Echo every line of this data word for word, leaving out the pictures.

**Element boundary records:**
============

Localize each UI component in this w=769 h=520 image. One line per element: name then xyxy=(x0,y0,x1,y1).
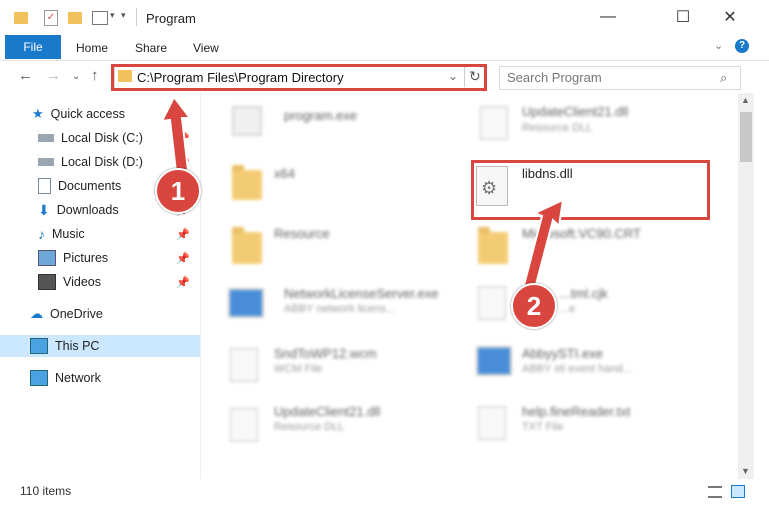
arrow-1 xyxy=(160,95,193,174)
annotation-arrows xyxy=(160,95,565,294)
arrow-2 xyxy=(521,198,565,294)
callout-badge-2: 2 xyxy=(511,283,557,329)
callout-badge-1: 1 xyxy=(155,168,201,214)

============

**Result:**
Localize each UI component in this w=769 h=520 image. One line per element: name then xyxy=(x0,y0,x1,y1).
arrow-1 xyxy=(160,95,193,174)
annotation-arrows xyxy=(160,95,565,294)
arrow-2 xyxy=(521,198,565,294)
callout-badge-2: 2 xyxy=(511,283,557,329)
callout-badge-1: 1 xyxy=(155,168,201,214)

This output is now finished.